• INSTRUCTION
Scan the entries below for the word "this". Copy each line that has it.
== == ==
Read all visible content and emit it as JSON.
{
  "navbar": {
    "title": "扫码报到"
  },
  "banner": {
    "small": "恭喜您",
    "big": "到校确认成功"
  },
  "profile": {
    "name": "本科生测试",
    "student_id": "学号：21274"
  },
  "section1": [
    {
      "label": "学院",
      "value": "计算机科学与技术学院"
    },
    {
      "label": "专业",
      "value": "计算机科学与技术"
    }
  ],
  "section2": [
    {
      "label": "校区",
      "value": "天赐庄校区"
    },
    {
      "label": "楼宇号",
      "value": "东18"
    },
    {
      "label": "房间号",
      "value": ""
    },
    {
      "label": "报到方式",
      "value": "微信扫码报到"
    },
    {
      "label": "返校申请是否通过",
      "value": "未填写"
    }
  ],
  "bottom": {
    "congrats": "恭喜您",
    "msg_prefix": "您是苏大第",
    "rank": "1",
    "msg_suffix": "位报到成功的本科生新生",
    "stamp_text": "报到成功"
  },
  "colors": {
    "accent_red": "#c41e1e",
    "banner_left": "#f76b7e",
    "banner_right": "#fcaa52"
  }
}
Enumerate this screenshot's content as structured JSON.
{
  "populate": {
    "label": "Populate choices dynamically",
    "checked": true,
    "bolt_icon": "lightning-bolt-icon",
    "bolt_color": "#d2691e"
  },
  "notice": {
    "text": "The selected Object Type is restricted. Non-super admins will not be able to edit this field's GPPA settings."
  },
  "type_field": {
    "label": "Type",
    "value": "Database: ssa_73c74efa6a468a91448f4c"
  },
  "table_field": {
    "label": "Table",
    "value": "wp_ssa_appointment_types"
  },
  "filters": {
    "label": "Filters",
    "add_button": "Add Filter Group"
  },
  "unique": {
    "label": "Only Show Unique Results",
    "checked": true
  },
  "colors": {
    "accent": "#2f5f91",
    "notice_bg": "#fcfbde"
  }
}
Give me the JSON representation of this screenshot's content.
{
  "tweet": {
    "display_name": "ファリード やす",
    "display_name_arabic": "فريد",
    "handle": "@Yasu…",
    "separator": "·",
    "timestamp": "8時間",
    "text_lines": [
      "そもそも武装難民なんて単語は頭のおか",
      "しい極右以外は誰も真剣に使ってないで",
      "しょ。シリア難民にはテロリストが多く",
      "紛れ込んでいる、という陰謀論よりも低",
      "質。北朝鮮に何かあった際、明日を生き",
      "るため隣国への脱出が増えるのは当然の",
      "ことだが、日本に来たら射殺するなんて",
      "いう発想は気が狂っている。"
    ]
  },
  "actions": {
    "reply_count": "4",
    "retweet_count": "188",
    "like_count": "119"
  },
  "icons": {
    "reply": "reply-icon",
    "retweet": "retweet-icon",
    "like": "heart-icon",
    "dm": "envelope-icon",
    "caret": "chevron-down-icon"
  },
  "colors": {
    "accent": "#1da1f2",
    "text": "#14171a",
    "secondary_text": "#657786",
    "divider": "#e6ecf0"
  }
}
== == ==
• CORRECT RESPONSE
Enumerate this screenshot's content as structured JSON.
    "text": "The selected Object Type is restricted. Non-super admins will not be able to edit this field's GPPA settings."
Give me the JSON representation of this screenshot's content.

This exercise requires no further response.